— Start —

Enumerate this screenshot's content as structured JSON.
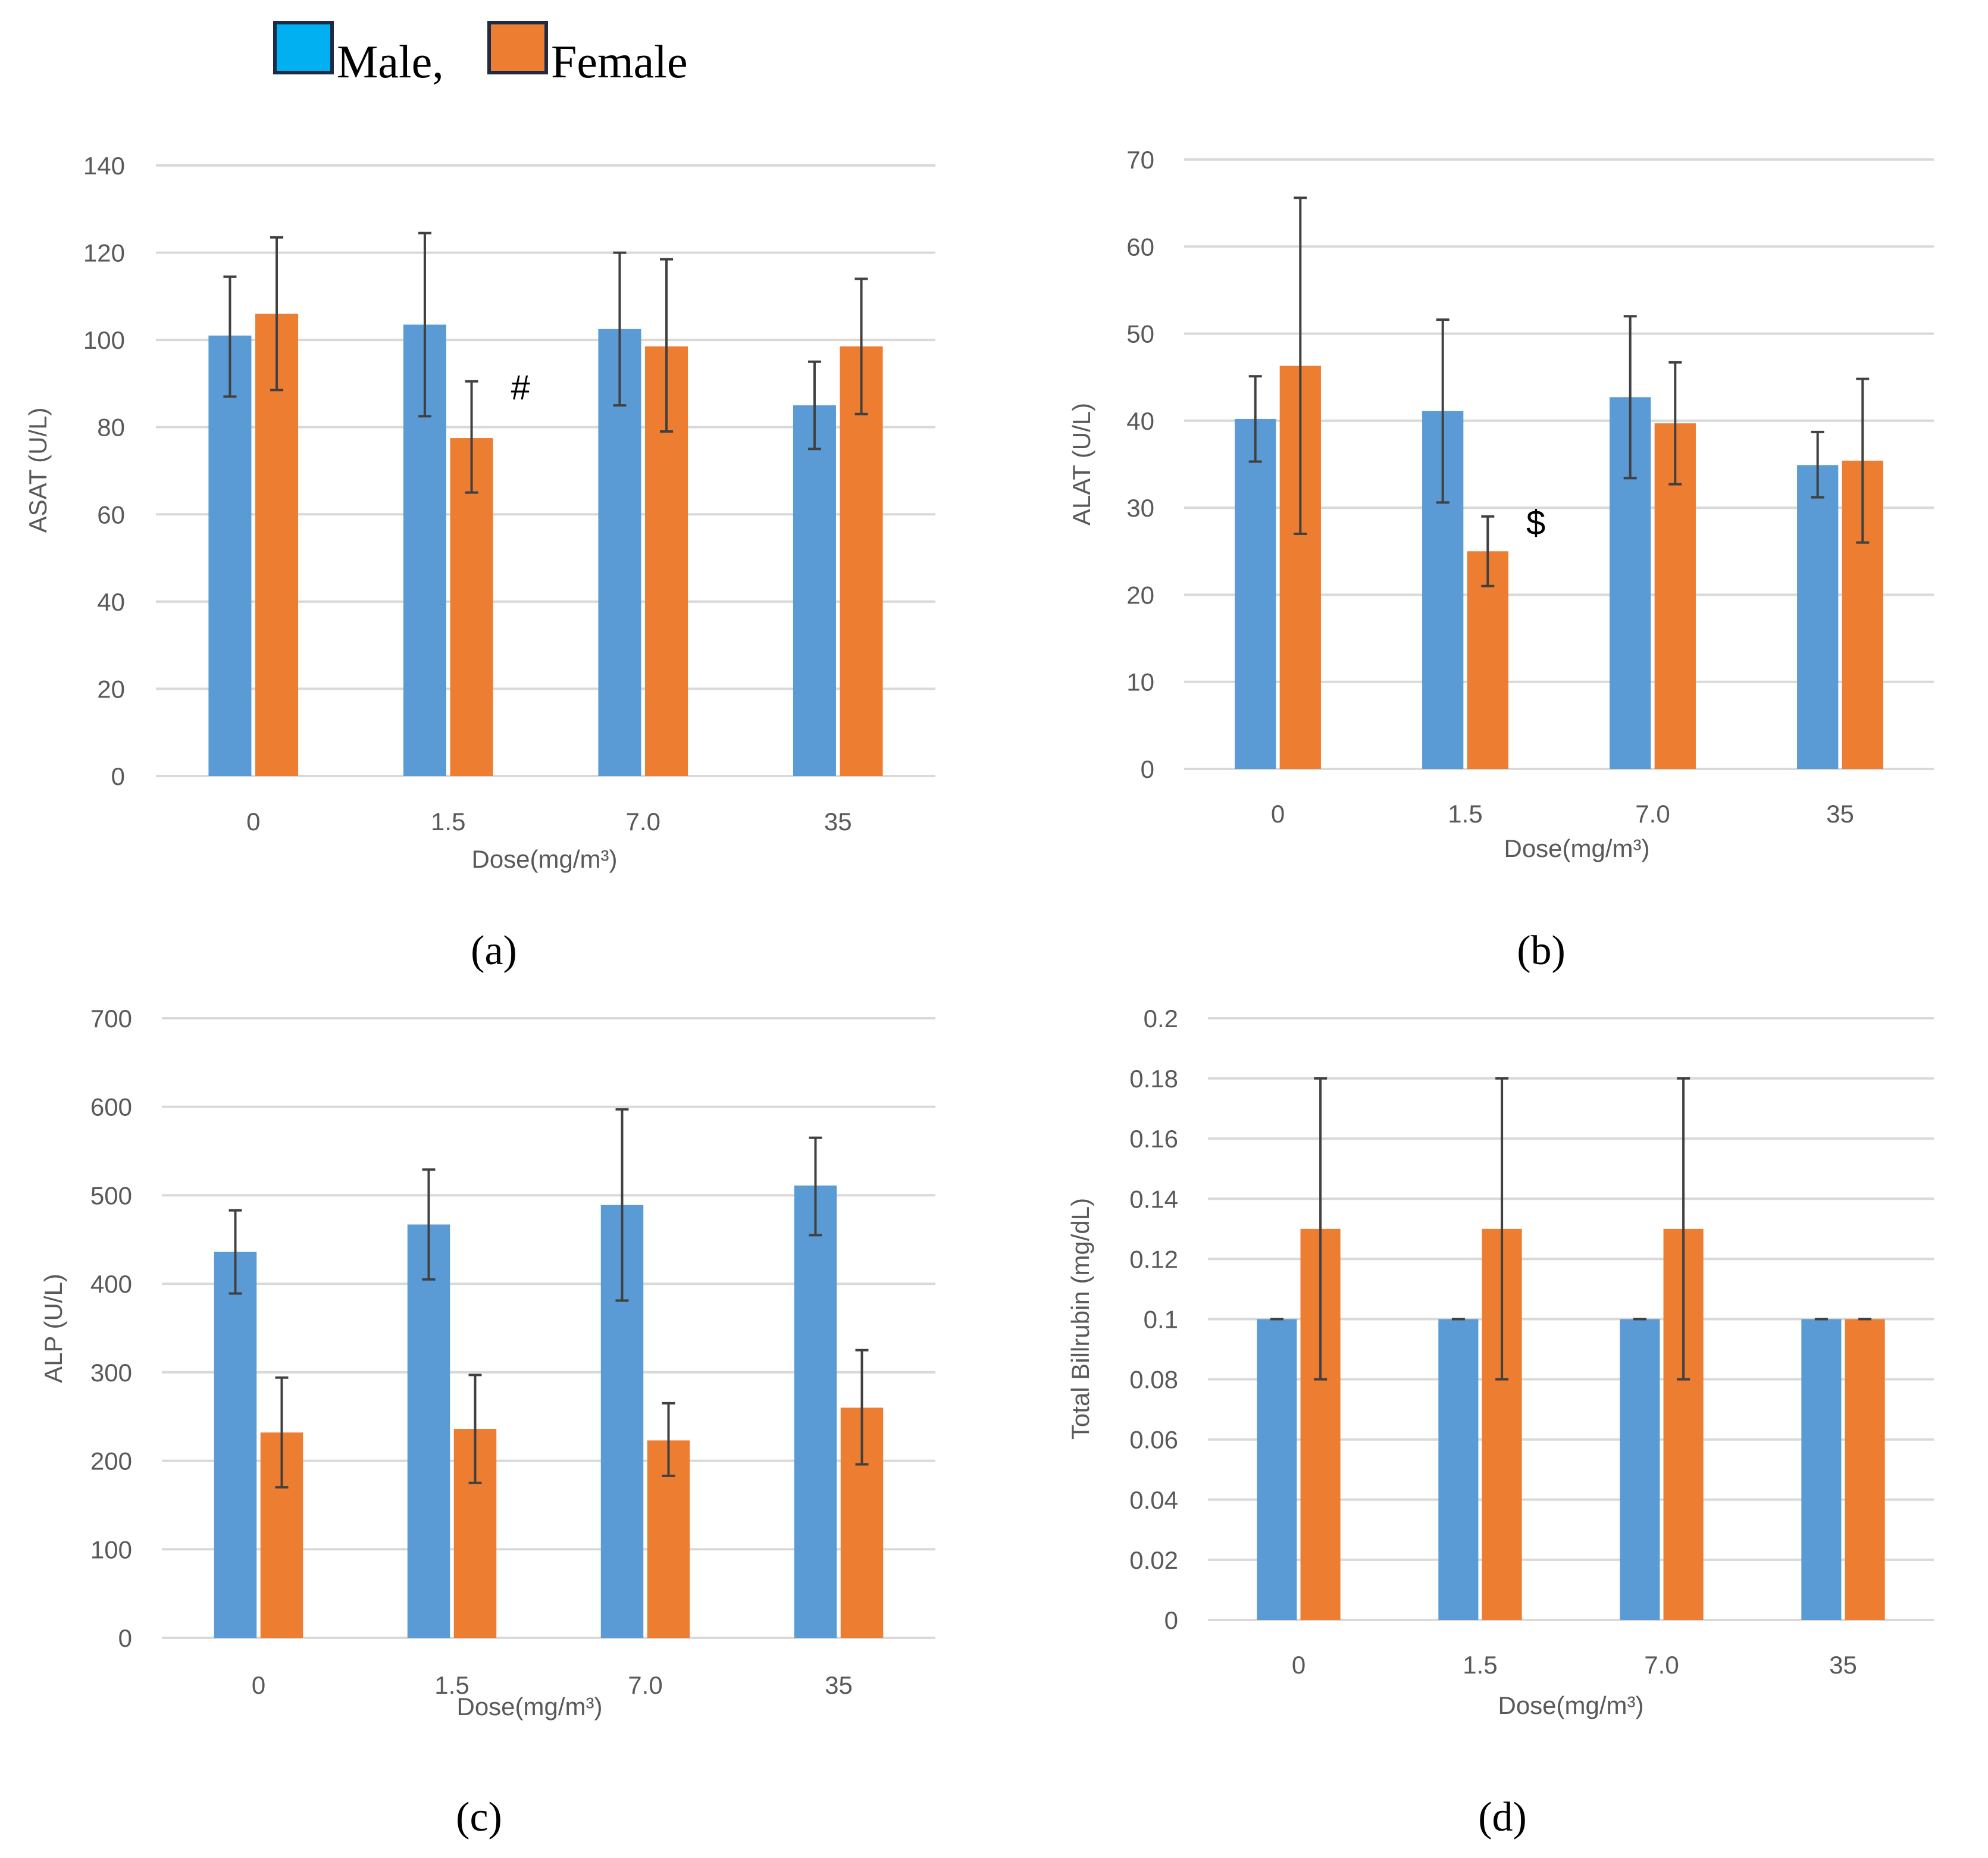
{
  "legend": {
    "male_label": "Male,",
    "female_label": "Female"
  },
  "colors": {
    "male": "#5b9bd5",
    "female": "#ed7d31"
  },
  "chart_data": [
    {
      "type": "bar",
      "panel": "(a)",
      "ylabel": "ASAT (U/L)",
      "xlabel": "Dose(mg/m³)",
      "categories": [
        "0",
        "1.5",
        "7.0",
        "35"
      ],
      "ylim": [
        0,
        140
      ],
      "ytick_step": 20,
      "yticks": [
        "0",
        "20",
        "40",
        "60",
        "80",
        "100",
        "120",
        "140"
      ],
      "series": [
        {
          "name": "Male",
          "values": [
            101,
            103.5,
            102.5,
            85
          ],
          "err_low": [
            87,
            82.5,
            85,
            75
          ],
          "err_high": [
            114.5,
            124.5,
            120,
            95
          ]
        },
        {
          "name": "Female",
          "values": [
            106,
            77.5,
            98.5,
            98.5
          ],
          "err_low": [
            88.5,
            65,
            79,
            83
          ],
          "err_high": [
            123.5,
            90.5,
            118.5,
            114
          ]
        }
      ],
      "annotations": [
        {
          "text": "#",
          "category_index": 1
        }
      ]
    },
    {
      "type": "bar",
      "panel": "(b)",
      "ylabel": "ALAT (U/L)",
      "xlabel": "Dose(mg/m³)",
      "categories": [
        "0",
        "1.5",
        "7.0",
        "35"
      ],
      "ylim": [
        0,
        70
      ],
      "ytick_step": 10,
      "yticks": [
        "0",
        "10",
        "20",
        "30",
        "40",
        "50",
        "60",
        "70"
      ],
      "series": [
        {
          "name": "Male",
          "values": [
            40.2,
            41.1,
            42.7,
            34.9
          ],
          "err_low": [
            35.3,
            30.6,
            33.4,
            31.2
          ],
          "err_high": [
            45.1,
            51.6,
            52,
            38.7
          ]
        },
        {
          "name": "Female",
          "values": [
            46.3,
            25,
            39.7,
            35.4
          ],
          "err_low": [
            27,
            21,
            32.7,
            26
          ],
          "err_high": [
            65.6,
            29,
            46.7,
            44.8
          ]
        }
      ],
      "annotations": [
        {
          "text": "$",
          "category_index": 1
        }
      ]
    },
    {
      "type": "bar",
      "panel": "(c)",
      "ylabel": "ALP (U/L)",
      "xlabel": "Dose(mg/m³)",
      "categories": [
        "0",
        "1.5",
        "7.0",
        "35"
      ],
      "ylim": [
        0,
        700
      ],
      "ytick_step": 100,
      "yticks": [
        "0",
        "100",
        "200",
        "300",
        "400",
        "500",
        "600",
        "700"
      ],
      "series": [
        {
          "name": "Male",
          "values": [
            436,
            467,
            489,
            511
          ],
          "err_low": [
            389,
            405,
            381,
            455
          ],
          "err_high": [
            483,
            529,
            597,
            565
          ]
        },
        {
          "name": "Female",
          "values": [
            232,
            236,
            223,
            260
          ],
          "err_low": [
            170,
            175,
            183,
            196
          ],
          "err_high": [
            294,
            297,
            265,
            325
          ]
        }
      ],
      "annotations": []
    },
    {
      "type": "bar",
      "panel": "(d)",
      "ylabel": "Total Billrubin (mg/dL)",
      "xlabel": "Dose(mg/m³)",
      "categories": [
        "0",
        "1.5",
        "7.0",
        "35"
      ],
      "ylim": [
        0,
        0.2
      ],
      "ytick_step": 0.02,
      "yticks": [
        "0",
        "0.02",
        "0.04",
        "0.06",
        "0.08",
        "0.1",
        "0.12",
        "0.14",
        "0.16",
        "0.18",
        "0.2"
      ],
      "series": [
        {
          "name": "Male",
          "values": [
            0.1,
            0.1,
            0.1,
            0.1
          ],
          "err_low": [
            0.1,
            0.1,
            0.1,
            0.1
          ],
          "err_high": [
            0.1,
            0.1,
            0.1,
            0.1
          ]
        },
        {
          "name": "Female",
          "values": [
            0.13,
            0.13,
            0.13,
            0.1
          ],
          "err_low": [
            0.08,
            0.08,
            0.08,
            0.1
          ],
          "err_high": [
            0.18,
            0.18,
            0.18,
            0.1
          ]
        }
      ],
      "annotations": []
    }
  ]
}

— End —

DO THIS: All of the records need repeating exactly, except for the pictures.

COMPLETE RESPONSE:
Enumerate this screenshot's content as structured JSON.
{
  "legend": {
    "male_label": "Male,",
    "female_label": "Female"
  },
  "colors": {
    "male": "#5b9bd5",
    "female": "#ed7d31"
  },
  "chart_data": [
    {
      "type": "bar",
      "panel": "(a)",
      "ylabel": "ASAT (U/L)",
      "xlabel": "Dose(mg/m³)",
      "categories": [
        "0",
        "1.5",
        "7.0",
        "35"
      ],
      "ylim": [
        0,
        140
      ],
      "ytick_step": 20,
      "yticks": [
        "0",
        "20",
        "40",
        "60",
        "80",
        "100",
        "120",
        "140"
      ],
      "series": [
        {
          "name": "Male",
          "values": [
            101,
            103.5,
            102.5,
            85
          ],
          "err_low": [
            87,
            82.5,
            85,
            75
          ],
          "err_high": [
            114.5,
            124.5,
            120,
            95
          ]
        },
        {
          "name": "Female",
          "values": [
            106,
            77.5,
            98.5,
            98.5
          ],
          "err_low": [
            88.5,
            65,
            79,
            83
          ],
          "err_high": [
            123.5,
            90.5,
            118.5,
            114
          ]
        }
      ],
      "annotations": [
        {
          "text": "#",
          "category_index": 1
        }
      ]
    },
    {
      "type": "bar",
      "panel": "(b)",
      "ylabel": "ALAT (U/L)",
      "xlabel": "Dose(mg/m³)",
      "categories": [
        "0",
        "1.5",
        "7.0",
        "35"
      ],
      "ylim": [
        0,
        70
      ],
      "ytick_step": 10,
      "yticks": [
        "0",
        "10",
        "20",
        "30",
        "40",
        "50",
        "60",
        "70"
      ],
      "series": [
        {
          "name": "Male",
          "values": [
            40.2,
            41.1,
            42.7,
            34.9
          ],
          "err_low": [
            35.3,
            30.6,
            33.4,
            31.2
          ],
          "err_high": [
            45.1,
            51.6,
            52,
            38.7
          ]
        },
        {
          "name": "Female",
          "values": [
            46.3,
            25,
            39.7,
            35.4
          ],
          "err_low": [
            27,
            21,
            32.7,
            26
          ],
          "err_high": [
            65.6,
            29,
            46.7,
            44.8
          ]
        }
      ],
      "annotations": [
        {
          "text": "$",
          "category_index": 1
        }
      ]
    },
    {
      "type": "bar",
      "panel": "(c)",
      "ylabel": "ALP (U/L)",
      "xlabel": "Dose(mg/m³)",
      "categories": [
        "0",
        "1.5",
        "7.0",
        "35"
      ],
      "ylim": [
        0,
        700
      ],
      "ytick_step": 100,
      "yticks": [
        "0",
        "100",
        "200",
        "300",
        "400",
        "500",
        "600",
        "700"
      ],
      "series": [
        {
          "name": "Male",
          "values": [
            436,
            467,
            489,
            511
          ],
          "err_low": [
            389,
            405,
            381,
            455
          ],
          "err_high": [
            483,
            529,
            597,
            565
          ]
        },
        {
          "name": "Female",
          "values": [
            232,
            236,
            223,
            260
          ],
          "err_low": [
            170,
            175,
            183,
            196
          ],
          "err_high": [
            294,
            297,
            265,
            325
          ]
        }
      ],
      "annotations": []
    },
    {
      "type": "bar",
      "panel": "(d)",
      "ylabel": "Total Billrubin (mg/dL)",
      "xlabel": "Dose(mg/m³)",
      "categories": [
        "0",
        "1.5",
        "7.0",
        "35"
      ],
      "ylim": [
        0,
        0.2
      ],
      "ytick_step": 0.02,
      "yticks": [
        "0",
        "0.02",
        "0.04",
        "0.06",
        "0.08",
        "0.1",
        "0.12",
        "0.14",
        "0.16",
        "0.18",
        "0.2"
      ],
      "series": [
        {
          "name": "Male",
          "values": [
            0.1,
            0.1,
            0.1,
            0.1
          ],
          "err_low": [
            0.1,
            0.1,
            0.1,
            0.1
          ],
          "err_high": [
            0.1,
            0.1,
            0.1,
            0.1
          ]
        },
        {
          "name": "Female",
          "values": [
            0.13,
            0.13,
            0.13,
            0.1
          ],
          "err_low": [
            0.08,
            0.08,
            0.08,
            0.1
          ],
          "err_high": [
            0.18,
            0.18,
            0.18,
            0.1
          ]
        }
      ],
      "annotations": []
    }
  ]
}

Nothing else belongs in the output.